* **Exercise directions**: Can you reproduce the data beneath, keeping every line exact?

* **Extracted material**:
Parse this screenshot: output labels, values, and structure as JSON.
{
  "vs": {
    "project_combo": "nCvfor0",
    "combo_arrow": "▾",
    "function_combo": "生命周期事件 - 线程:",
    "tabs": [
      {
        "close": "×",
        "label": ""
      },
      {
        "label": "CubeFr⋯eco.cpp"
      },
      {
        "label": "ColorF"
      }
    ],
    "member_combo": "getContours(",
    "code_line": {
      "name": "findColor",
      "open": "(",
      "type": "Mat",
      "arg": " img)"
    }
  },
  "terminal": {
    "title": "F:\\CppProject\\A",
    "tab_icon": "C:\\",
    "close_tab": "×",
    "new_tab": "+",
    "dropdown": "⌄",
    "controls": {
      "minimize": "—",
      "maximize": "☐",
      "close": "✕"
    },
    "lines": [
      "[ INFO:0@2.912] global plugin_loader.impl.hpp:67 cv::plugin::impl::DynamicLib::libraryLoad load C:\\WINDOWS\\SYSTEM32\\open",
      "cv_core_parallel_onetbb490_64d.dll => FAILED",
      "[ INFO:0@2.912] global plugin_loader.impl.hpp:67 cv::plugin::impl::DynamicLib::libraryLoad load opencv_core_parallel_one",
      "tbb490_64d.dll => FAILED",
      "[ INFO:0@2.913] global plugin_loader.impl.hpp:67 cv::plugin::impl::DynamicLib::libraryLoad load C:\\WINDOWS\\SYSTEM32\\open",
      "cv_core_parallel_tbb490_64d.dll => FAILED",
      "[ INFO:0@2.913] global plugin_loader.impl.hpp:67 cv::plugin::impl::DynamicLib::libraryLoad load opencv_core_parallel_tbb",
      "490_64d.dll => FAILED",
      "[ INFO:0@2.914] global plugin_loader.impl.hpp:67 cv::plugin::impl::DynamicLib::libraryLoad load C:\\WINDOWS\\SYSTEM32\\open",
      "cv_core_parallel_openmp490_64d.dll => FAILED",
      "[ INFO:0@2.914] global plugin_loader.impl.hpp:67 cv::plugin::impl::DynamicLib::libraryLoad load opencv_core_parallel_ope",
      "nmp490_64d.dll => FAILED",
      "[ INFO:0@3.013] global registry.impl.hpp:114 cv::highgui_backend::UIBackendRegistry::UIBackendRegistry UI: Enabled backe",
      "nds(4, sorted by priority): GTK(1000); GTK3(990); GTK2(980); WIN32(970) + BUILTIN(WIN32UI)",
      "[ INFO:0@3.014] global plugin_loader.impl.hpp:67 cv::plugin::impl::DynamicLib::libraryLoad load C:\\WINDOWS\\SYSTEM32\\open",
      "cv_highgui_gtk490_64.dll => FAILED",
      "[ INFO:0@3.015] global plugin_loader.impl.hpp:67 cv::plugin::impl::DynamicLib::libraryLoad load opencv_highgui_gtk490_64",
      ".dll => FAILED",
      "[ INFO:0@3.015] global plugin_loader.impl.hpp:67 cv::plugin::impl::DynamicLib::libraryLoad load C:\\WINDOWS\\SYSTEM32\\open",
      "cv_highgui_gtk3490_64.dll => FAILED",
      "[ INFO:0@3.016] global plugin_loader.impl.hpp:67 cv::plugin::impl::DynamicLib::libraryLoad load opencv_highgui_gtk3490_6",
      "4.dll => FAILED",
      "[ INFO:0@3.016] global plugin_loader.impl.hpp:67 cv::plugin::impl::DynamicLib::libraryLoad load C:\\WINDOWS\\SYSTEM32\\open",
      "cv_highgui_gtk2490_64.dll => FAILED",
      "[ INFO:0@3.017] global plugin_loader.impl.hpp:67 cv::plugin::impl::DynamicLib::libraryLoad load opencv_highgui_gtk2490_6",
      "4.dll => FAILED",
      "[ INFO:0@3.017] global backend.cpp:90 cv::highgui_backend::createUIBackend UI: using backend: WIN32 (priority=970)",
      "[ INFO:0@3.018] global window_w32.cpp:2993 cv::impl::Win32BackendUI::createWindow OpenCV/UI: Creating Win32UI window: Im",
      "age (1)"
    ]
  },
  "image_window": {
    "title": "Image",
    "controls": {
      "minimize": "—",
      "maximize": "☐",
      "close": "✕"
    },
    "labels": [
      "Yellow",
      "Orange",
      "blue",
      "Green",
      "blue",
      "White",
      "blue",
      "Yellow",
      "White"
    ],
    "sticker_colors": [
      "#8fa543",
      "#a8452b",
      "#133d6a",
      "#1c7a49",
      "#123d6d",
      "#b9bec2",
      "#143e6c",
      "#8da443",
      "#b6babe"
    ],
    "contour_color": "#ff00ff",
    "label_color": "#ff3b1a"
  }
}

* **Completed task**:
Parse this screenshot: output labels, values, and structure as JSON.
{
  "vs": {
    "project_combo": "nCvfor0",
    "combo_arrow": "▾",
    "function_combo": "生命周期事件 - 线程:",
    "tabs": [
      {
        "close": "×",
        "label": ""
      },
      {
        "label": "CubeFr⋯eco.cpp"
      },
      {
        "label": "ColorF"
      }
    ],
    "member_combo": "getContours(",
    "code_line": {
      "name": "findColor",
      "open": "(",
      "type": "Mat",
      "arg": " img)"
    }
  },
  "terminal": {
    "title": "F:\\CppProject\\A",
    "tab_icon": "C:\\",
    "close_tab": "×",
    "new_tab": "+",
    "dropdown": "⌄",
    "controls": {
      "minimize": "—",
      "maximize": "☐",
      "close": "✕"
    },
    "lines": [
      "[ INFO:0@2.912] global plugin_loader.impl.hpp:67 cv::plugin::impl::DynamicLib::libraryLoad load C:\\WINDOWS\\SYSTEM32\\open",
      "cv_core_parallel_onetbb490_64d.dll => FAILED",
      "[ INFO:0@2.912] global plugin_loader.impl.hpp:67 cv::plugin::impl::DynamicLib::libraryLoad load opencv_core_parallel_one",
      "tbb490_64d.dll => FAILED",
      "[ INFO:0@2.913] global plugin_loader.impl.hpp:67 cv::plugin::impl::DynamicLib::libraryLoad load C:\\WINDOWS\\SYSTEM32\\open",
      "cv_core_parallel_tbb490_64d.dll => FAILED",
      "[ INFO:0@2.913] global plugin_loader.impl.hpp:67 cv::plugin::impl::DynamicLib::libraryLoad load opencv_core_parallel_tbb",
      "490_64d.dll => FAILED",
      "[ INFO:0@2.914] global plugin_loader.impl.hpp:67 cv::plugin::impl::DynamicLib::libraryLoad load C:\\WINDOWS\\SYSTEM32\\open",
      "cv_core_parallel_openmp490_64d.dll => FAILED",
      "[ INFO:0@2.914] global plugin_loader.impl.hpp:67 cv::plugin::impl::DynamicLib::libraryLoad load opencv_core_parallel_ope",
      "nmp490_64d.dll => FAILED",
      "[ INFO:0@3.013] global registry.impl.hpp:114 cv::highgui_backend::UIBackendRegistry::UIBackendRegistry UI: Enabled backe",
      "nds(4, sorted by priority): GTK(1000); GTK3(990); GTK2(980); WIN32(970) + BUILTIN(WIN32UI)",
      "[ INFO:0@3.014] global plugin_loader.impl.hpp:67 cv::plugin::impl::DynamicLib::libraryLoad load C:\\WINDOWS\\SYSTEM32\\open",
      "cv_highgui_gtk490_64.dll => FAILED",
      "[ INFO:0@3.015] global plugin_loader.impl.hpp:67 cv::plugin::impl::DynamicLib::libraryLoad load opencv_highgui_gtk490_64",
      ".dll => FAILED",
      "[ INFO:0@3.015] global plugin_loader.impl.hpp:67 cv::plugin::impl::DynamicLib::libraryLoad load C:\\WINDOWS\\SYSTEM32\\open",
      "cv_highgui_gtk3490_64.dll => FAILED",
      "[ INFO:0@3.016] global plugin_loader.impl.hpp:67 cv::plugin::impl::DynamicLib::libraryLoad load opencv_highgui_gtk3490_6",
      "4.dll => FAILED",
      "[ INFO:0@3.016] global plugin_loader.impl.hpp:67 cv::plugin::impl::DynamicLib::libraryLoad load C:\\WINDOWS\\SYSTEM32\\open",
      "cv_highgui_gtk2490_64.dll => FAILED",
      "[ INFO:0@3.017] global plugin_loader.impl.hpp:67 cv::plugin::impl::DynamicLib::libraryLoad load opencv_highgui_gtk2490_6",
      "4.dll => FAILED",
      "[ INFO:0@3.017] global backend.cpp:90 cv::highgui_backend::createUIBackend UI: using backend: WIN32 (priority=970)",
      "[ INFO:0@3.018] global window_w32.cpp:2993 cv::impl::Win32BackendUI::createWindow OpenCV/UI: Creating Win32UI window: Im",
      "age (1)"
    ]
  },
  "image_window": {
    "title": "Image",
    "controls": {
      "minimize": "—",
      "maximize": "☐",
      "close": "✕"
    },
    "labels": [
      "Yellow",
      "Orange",
      "blue",
      "Green",
      "blue",
      "White",
      "blue",
      "Yellow",
      "White"
    ],
    "sticker_colors": [
      "#8fa543",
      "#a8452b",
      "#133d6a",
      "#1c7a49",
      "#123d6d",
      "#b9bec2",
      "#143e6c",
      "#8da443",
      "#b6babe"
    ],
    "contour_color": "#ff00ff",
    "label_color": "#ff3b1a"
  }
}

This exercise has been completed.